Begin

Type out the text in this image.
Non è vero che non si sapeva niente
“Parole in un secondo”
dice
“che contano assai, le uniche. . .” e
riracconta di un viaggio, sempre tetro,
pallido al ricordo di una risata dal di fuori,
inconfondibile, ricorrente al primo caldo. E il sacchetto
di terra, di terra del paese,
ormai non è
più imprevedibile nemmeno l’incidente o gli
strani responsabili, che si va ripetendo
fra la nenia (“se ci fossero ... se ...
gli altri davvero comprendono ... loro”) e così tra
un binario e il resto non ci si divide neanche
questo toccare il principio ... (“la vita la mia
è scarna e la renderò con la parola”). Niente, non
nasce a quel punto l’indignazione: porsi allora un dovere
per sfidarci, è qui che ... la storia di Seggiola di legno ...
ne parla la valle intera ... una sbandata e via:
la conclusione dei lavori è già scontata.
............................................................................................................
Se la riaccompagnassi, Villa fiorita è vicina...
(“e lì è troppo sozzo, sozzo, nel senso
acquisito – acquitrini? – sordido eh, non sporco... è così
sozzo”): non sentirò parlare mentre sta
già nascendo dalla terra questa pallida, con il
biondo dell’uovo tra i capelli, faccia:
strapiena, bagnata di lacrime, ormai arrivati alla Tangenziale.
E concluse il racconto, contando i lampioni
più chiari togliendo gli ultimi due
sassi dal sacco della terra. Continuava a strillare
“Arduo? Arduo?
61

End

SHORT PROBLEM:
Set all of the entries down again, exactly as they were given.

SOLVED EXERCISE:
Type out the text in this image.
Non è vero che non si sapeva niente
“Parole in un secondo”
dice
“che contano assai, le uniche. . .” e
riracconta di un viaggio, sempre tetro,
pallido al ricordo di una risata dal di fuori,
inconfondibile, ricorrente al primo caldo. E il sacchetto
di terra, di terra del paese,
ormai non è
più imprevedibile nemmeno l’incidente o gli
strani responsabili, che si va ripetendo
fra la nenia (“se ci fossero ... se ...
gli altri davvero comprendono ... loro”) e così tra
un binario e il resto non ci si divide neanche
questo toccare il principio ... (“la vita la mia
è scarna e la renderò con la parola”). Niente, non
nasce a quel punto l’indignazione: porsi allora un dovere
per sfidarci, è qui che ... la storia di Seggiola di legno ...
ne parla la valle intera ... una sbandata e via:
la conclusione dei lavori è già scontata.
............................................................................................................
Se la riaccompagnassi, Villa fiorita è vicina...
(“e lì è troppo sozzo, sozzo, nel senso
acquisito – acquitrini? – sordido eh, non sporco... è così
sozzo”): non sentirò parlare mentre sta
già nascendo dalla terra questa pallida, con il
biondo dell’uovo tra i capelli, faccia:
strapiena, bagnata di lacrime, ormai arrivati alla Tangenziale.
E concluse il racconto, contando i lampioni
più chiari togliendo gli ultimi due
sassi dal sacco della terra. Continuava a strillare
“Arduo? Arduo?
61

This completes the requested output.